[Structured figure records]
+---+

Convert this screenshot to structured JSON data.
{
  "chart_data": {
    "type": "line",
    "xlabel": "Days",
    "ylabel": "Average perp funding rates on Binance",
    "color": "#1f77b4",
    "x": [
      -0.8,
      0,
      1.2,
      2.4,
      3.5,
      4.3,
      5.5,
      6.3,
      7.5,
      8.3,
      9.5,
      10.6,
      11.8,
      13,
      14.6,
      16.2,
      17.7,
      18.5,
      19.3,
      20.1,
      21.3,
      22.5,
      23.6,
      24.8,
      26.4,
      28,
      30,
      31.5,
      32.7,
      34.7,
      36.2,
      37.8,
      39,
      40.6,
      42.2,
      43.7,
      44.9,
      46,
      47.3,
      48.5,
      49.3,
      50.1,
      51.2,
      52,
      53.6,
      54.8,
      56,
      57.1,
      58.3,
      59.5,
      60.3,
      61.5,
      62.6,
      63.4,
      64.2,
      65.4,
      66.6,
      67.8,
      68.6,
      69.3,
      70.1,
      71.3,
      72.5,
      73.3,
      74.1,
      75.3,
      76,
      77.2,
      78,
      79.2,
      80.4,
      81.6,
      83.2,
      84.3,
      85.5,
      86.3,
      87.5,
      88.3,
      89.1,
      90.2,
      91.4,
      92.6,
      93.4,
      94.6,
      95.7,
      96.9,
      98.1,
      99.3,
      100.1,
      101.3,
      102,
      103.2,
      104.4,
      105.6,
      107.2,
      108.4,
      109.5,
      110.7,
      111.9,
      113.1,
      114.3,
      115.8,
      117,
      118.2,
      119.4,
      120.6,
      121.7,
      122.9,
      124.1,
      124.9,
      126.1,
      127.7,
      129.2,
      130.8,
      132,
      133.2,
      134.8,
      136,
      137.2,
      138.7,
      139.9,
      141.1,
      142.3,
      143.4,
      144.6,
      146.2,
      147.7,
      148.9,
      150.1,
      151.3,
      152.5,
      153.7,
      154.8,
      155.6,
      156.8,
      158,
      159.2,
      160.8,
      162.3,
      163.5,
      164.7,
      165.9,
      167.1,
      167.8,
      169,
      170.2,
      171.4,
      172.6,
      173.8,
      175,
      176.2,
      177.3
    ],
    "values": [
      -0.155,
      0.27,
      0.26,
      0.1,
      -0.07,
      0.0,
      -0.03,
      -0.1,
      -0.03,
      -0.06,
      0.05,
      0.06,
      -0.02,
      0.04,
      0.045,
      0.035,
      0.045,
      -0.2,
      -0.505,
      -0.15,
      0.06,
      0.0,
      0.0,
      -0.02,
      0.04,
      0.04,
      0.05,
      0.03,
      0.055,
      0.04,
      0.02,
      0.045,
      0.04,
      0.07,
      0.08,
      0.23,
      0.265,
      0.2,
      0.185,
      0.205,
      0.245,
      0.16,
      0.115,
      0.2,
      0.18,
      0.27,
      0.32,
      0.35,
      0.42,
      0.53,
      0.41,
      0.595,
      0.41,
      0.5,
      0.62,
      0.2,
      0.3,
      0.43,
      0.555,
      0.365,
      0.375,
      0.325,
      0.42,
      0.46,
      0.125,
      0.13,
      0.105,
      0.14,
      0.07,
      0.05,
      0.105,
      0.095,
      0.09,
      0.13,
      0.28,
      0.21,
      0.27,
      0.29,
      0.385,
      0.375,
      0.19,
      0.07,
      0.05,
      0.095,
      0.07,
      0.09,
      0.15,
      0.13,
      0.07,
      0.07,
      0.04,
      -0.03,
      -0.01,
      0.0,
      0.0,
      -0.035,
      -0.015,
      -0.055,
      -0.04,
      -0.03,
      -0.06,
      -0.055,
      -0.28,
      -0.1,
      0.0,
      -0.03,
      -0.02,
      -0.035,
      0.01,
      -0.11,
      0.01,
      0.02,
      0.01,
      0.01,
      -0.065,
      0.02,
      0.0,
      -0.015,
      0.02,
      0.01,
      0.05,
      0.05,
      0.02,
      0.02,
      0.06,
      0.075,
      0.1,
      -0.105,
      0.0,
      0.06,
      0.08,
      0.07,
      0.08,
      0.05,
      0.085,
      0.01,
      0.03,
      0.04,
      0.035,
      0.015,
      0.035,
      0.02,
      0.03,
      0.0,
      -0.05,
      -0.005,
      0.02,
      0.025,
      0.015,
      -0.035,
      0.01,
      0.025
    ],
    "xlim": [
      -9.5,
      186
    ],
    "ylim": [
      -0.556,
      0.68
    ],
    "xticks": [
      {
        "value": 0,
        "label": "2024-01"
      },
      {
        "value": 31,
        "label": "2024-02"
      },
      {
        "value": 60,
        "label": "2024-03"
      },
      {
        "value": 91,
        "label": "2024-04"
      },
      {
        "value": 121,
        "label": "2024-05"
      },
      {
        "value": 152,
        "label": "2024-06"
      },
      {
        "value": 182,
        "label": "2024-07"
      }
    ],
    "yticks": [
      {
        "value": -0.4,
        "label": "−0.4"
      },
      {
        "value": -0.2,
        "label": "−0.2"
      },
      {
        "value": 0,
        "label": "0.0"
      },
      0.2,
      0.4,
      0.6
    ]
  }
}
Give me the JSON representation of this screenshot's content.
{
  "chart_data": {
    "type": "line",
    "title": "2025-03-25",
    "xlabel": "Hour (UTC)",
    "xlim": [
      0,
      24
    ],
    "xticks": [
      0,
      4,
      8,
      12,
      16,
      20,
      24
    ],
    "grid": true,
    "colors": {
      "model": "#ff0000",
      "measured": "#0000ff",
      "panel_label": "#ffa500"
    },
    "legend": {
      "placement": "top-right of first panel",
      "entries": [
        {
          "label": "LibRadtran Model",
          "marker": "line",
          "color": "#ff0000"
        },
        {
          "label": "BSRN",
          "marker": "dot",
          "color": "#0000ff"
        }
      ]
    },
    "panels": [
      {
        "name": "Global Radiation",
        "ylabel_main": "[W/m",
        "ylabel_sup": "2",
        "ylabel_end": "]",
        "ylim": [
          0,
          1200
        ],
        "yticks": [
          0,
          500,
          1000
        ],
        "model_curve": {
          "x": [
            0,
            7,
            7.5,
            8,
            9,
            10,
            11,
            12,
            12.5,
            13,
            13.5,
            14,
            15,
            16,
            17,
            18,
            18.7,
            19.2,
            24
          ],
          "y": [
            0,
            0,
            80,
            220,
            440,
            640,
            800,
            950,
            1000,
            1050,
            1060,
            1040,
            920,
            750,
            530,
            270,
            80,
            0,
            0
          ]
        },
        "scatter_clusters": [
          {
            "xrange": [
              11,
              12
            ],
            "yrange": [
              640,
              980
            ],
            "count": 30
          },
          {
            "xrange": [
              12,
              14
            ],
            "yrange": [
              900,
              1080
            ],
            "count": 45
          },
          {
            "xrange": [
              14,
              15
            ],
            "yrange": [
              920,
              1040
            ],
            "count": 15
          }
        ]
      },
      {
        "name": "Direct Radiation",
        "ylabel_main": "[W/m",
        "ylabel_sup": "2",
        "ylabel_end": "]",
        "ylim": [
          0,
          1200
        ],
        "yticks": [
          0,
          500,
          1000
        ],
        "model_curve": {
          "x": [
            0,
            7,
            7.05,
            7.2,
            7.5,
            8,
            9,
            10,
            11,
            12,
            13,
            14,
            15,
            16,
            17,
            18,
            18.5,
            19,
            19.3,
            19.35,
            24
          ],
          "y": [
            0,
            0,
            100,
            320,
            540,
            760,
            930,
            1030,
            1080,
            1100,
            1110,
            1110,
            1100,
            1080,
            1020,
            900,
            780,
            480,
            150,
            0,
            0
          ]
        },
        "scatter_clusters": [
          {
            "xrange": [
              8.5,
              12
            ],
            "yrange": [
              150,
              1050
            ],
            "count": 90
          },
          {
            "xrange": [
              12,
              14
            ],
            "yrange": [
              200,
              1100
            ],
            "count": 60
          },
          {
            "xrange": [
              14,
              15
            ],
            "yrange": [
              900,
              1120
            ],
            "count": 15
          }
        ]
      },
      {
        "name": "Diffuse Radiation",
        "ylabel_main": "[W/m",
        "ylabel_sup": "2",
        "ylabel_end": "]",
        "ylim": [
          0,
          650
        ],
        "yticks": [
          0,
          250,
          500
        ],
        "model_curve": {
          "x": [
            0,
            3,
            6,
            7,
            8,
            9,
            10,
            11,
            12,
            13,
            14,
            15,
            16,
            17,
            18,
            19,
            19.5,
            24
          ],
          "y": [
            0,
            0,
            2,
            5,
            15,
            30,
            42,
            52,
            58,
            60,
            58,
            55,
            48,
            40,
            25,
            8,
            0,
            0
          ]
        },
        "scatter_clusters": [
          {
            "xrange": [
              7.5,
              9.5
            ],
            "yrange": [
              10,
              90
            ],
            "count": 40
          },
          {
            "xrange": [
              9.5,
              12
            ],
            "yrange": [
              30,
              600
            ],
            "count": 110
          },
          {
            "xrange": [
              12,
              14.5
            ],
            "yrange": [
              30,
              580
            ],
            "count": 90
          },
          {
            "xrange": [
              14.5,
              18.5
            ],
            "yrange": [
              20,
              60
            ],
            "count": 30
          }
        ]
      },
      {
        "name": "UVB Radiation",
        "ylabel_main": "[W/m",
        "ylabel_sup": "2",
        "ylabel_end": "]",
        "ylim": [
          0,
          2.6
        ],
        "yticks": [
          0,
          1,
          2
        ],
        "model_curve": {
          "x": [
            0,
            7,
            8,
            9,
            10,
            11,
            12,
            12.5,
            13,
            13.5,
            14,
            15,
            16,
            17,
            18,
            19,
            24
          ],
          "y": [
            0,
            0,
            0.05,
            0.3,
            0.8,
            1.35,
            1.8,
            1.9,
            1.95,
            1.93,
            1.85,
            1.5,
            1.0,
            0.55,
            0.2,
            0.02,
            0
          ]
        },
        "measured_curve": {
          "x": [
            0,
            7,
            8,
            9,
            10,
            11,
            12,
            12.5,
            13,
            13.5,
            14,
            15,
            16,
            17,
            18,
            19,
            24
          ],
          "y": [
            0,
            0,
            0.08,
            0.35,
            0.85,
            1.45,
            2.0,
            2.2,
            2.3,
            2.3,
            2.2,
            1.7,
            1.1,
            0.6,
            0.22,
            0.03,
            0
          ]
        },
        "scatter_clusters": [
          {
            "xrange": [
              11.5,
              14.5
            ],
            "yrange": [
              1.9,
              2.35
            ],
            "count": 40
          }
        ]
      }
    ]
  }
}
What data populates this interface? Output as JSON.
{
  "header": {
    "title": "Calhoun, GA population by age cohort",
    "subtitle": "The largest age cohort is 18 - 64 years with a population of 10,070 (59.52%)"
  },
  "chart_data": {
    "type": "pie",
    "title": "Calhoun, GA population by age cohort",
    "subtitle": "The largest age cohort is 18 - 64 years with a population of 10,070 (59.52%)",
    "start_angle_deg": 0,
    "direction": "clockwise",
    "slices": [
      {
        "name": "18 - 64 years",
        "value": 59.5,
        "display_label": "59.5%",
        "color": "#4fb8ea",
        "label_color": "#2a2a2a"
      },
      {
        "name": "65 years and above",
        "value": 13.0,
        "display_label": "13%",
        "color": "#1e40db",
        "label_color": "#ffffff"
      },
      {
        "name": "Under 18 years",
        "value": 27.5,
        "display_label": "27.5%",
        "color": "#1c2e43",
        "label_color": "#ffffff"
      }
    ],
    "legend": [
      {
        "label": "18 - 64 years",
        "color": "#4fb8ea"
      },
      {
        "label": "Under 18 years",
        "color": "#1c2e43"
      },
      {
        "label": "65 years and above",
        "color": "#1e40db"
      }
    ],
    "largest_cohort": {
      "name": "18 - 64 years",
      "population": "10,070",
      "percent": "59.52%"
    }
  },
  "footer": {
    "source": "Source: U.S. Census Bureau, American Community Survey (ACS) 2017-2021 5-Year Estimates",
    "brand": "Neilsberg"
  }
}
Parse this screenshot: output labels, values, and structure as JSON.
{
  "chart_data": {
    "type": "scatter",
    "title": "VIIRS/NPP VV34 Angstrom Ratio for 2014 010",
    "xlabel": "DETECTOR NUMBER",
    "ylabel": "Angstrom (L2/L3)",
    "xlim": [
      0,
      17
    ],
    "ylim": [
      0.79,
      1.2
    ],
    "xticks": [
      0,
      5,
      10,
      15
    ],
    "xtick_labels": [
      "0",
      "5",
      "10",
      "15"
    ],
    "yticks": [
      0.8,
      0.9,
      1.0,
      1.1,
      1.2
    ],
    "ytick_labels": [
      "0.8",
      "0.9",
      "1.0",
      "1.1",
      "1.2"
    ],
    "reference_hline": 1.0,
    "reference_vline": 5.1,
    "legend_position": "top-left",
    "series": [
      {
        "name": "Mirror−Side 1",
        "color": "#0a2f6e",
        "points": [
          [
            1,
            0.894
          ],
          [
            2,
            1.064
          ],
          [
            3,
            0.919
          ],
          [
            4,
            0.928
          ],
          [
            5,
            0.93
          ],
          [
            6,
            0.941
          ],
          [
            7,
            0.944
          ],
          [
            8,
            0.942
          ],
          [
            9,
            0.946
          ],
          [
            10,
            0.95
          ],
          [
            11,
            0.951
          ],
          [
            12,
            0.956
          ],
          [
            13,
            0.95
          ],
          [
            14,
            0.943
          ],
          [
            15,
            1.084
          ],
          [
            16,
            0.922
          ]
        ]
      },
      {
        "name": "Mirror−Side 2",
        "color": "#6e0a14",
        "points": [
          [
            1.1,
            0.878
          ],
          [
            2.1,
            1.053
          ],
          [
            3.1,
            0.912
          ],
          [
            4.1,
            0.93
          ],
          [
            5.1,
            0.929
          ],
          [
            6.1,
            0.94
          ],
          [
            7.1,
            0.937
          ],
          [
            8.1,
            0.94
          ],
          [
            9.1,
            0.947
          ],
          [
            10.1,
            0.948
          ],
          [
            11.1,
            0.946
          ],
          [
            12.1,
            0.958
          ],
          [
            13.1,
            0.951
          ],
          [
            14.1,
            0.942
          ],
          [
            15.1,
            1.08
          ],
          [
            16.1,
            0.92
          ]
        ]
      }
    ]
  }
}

+---+

TASK DETAILS -> Identify each line holding the string "with", and copy it out.

ANSWER BELOW ->
    "subtitle": "The largest age cohort is 18 - 64 years with a population of 10,070 (59.52%)"
    "subtitle": "The largest age cohort is 18 - 64 years with a population of 10,070 (59.52%)",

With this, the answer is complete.